--- Begin Material provided ---

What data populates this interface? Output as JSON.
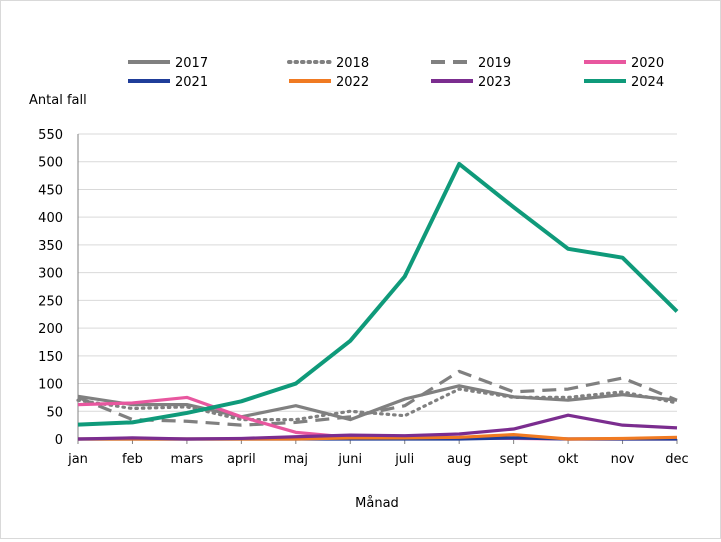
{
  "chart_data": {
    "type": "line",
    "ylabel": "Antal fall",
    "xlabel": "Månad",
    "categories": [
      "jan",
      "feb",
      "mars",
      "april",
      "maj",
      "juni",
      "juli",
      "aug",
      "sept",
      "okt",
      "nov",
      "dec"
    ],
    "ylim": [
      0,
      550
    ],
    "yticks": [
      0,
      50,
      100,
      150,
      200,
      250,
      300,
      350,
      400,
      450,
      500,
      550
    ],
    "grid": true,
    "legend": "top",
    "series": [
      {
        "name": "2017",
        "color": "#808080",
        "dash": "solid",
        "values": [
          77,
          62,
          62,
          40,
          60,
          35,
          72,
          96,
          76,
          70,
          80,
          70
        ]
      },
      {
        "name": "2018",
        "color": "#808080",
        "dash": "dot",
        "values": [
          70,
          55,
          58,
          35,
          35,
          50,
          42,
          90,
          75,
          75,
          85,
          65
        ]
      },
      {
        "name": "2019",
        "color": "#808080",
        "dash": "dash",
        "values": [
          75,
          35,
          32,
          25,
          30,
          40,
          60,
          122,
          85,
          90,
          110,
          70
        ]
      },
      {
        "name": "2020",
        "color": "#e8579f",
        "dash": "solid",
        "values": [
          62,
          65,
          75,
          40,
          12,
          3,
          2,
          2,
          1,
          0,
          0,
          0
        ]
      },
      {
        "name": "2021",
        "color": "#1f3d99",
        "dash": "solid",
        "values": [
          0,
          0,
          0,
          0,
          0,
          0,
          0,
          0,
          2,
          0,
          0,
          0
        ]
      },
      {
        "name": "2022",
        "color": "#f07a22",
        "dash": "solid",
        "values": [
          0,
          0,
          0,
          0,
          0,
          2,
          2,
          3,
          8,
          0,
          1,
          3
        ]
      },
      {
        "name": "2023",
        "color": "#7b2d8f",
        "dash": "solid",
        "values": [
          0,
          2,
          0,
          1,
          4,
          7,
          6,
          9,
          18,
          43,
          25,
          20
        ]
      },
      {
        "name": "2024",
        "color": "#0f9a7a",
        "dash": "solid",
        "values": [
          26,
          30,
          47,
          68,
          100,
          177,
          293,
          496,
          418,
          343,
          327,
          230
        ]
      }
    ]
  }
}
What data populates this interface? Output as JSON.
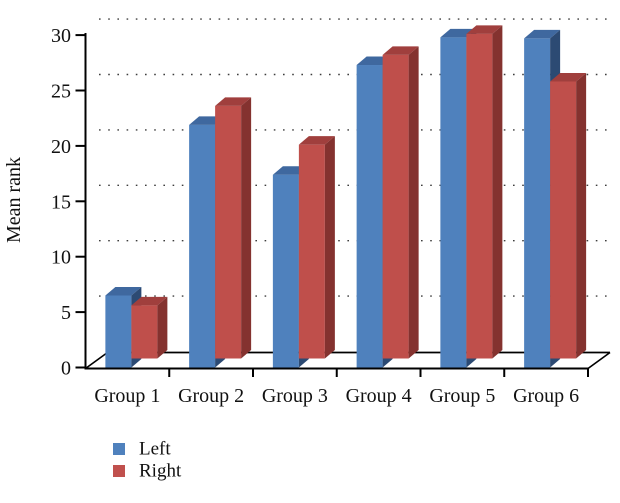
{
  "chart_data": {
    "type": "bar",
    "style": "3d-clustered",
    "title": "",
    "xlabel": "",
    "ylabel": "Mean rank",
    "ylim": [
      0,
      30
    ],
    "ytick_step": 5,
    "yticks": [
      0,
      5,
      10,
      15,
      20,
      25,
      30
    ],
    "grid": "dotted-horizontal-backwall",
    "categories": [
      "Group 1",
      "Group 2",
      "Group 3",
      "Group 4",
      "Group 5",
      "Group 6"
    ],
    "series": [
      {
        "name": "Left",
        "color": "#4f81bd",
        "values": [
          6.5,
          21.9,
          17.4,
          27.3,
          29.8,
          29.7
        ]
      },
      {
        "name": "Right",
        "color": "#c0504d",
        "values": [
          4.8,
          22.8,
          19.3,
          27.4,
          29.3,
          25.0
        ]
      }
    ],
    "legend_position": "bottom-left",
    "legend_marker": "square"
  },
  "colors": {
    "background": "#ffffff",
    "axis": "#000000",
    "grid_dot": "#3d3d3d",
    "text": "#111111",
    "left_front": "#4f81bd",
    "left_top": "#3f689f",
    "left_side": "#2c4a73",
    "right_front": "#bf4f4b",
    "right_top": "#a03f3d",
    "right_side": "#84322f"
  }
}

--- End Material provided ---

Problem description:
All of the data above should be quoted exactly, except for the pictures.

Result for this task:
What data populates this interface? Output as JSON.
{
  "chart_data": {
    "type": "line",
    "ylabel": "Antal fall",
    "xlabel": "Månad",
    "categories": [
      "jan",
      "feb",
      "mars",
      "april",
      "maj",
      "juni",
      "juli",
      "aug",
      "sept",
      "okt",
      "nov",
      "dec"
    ],
    "ylim": [
      0,
      550
    ],
    "yticks": [
      0,
      50,
      100,
      150,
      200,
      250,
      300,
      350,
      400,
      450,
      500,
      550
    ],
    "grid": true,
    "legend": "top",
    "series": [
      {
        "name": "2017",
        "color": "#808080",
        "dash": "solid",
        "values": [
          77,
          62,
          62,
          40,
          60,
          35,
          72,
          96,
          76,
          70,
          80,
          70
        ]
      },
      {
        "name": "2018",
        "color": "#808080",
        "dash": "dot",
        "values": [
          70,
          55,
          58,
          35,
          35,
          50,
          42,
          90,
          75,
          75,
          85,
          65
        ]
      },
      {
        "name": "2019",
        "color": "#808080",
        "dash": "dash",
        "values": [
          75,
          35,
          32,
          25,
          30,
          40,
          60,
          122,
          85,
          90,
          110,
          70
        ]
      },
      {
        "name": "2020",
        "color": "#e8579f",
        "dash": "solid",
        "values": [
          62,
          65,
          75,
          40,
          12,
          3,
          2,
          2,
          1,
          0,
          0,
          0
        ]
      },
      {
        "name": "2021",
        "color": "#1f3d99",
        "dash": "solid",
        "values": [
          0,
          0,
          0,
          0,
          0,
          0,
          0,
          0,
          2,
          0,
          0,
          0
        ]
      },
      {
        "name": "2022",
        "color": "#f07a22",
        "dash": "solid",
        "values": [
          0,
          0,
          0,
          0,
          0,
          2,
          2,
          3,
          8,
          0,
          1,
          3
        ]
      },
      {
        "name": "2023",
        "color": "#7b2d8f",
        "dash": "solid",
        "values": [
          0,
          2,
          0,
          1,
          4,
          7,
          6,
          9,
          18,
          43,
          25,
          20
        ]
      },
      {
        "name": "2024",
        "color": "#0f9a7a",
        "dash": "solid",
        "values": [
          26,
          30,
          47,
          68,
          100,
          177,
          293,
          496,
          418,
          343,
          327,
          230
        ]
      }
    ]
  }
}
What data populates this interface? Output as JSON.
{
  "chart_data": {
    "type": "bar",
    "style": "3d-clustered",
    "title": "",
    "xlabel": "",
    "ylabel": "Mean rank",
    "ylim": [
      0,
      30
    ],
    "ytick_step": 5,
    "yticks": [
      0,
      5,
      10,
      15,
      20,
      25,
      30
    ],
    "grid": "dotted-horizontal-backwall",
    "categories": [
      "Group 1",
      "Group 2",
      "Group 3",
      "Group 4",
      "Group 5",
      "Group 6"
    ],
    "series": [
      {
        "name": "Left",
        "color": "#4f81bd",
        "values": [
          6.5,
          21.9,
          17.4,
          27.3,
          29.8,
          29.7
        ]
      },
      {
        "name": "Right",
        "color": "#c0504d",
        "values": [
          4.8,
          22.8,
          19.3,
          27.4,
          29.3,
          25.0
        ]
      }
    ],
    "legend_position": "bottom-left",
    "legend_marker": "square"
  },
  "colors": {
    "background": "#ffffff",
    "axis": "#000000",
    "grid_dot": "#3d3d3d",
    "text": "#111111",
    "left_front": "#4f81bd",
    "left_top": "#3f689f",
    "left_side": "#2c4a73",
    "right_front": "#bf4f4b",
    "right_top": "#a03f3d",
    "right_side": "#84322f"
  }
}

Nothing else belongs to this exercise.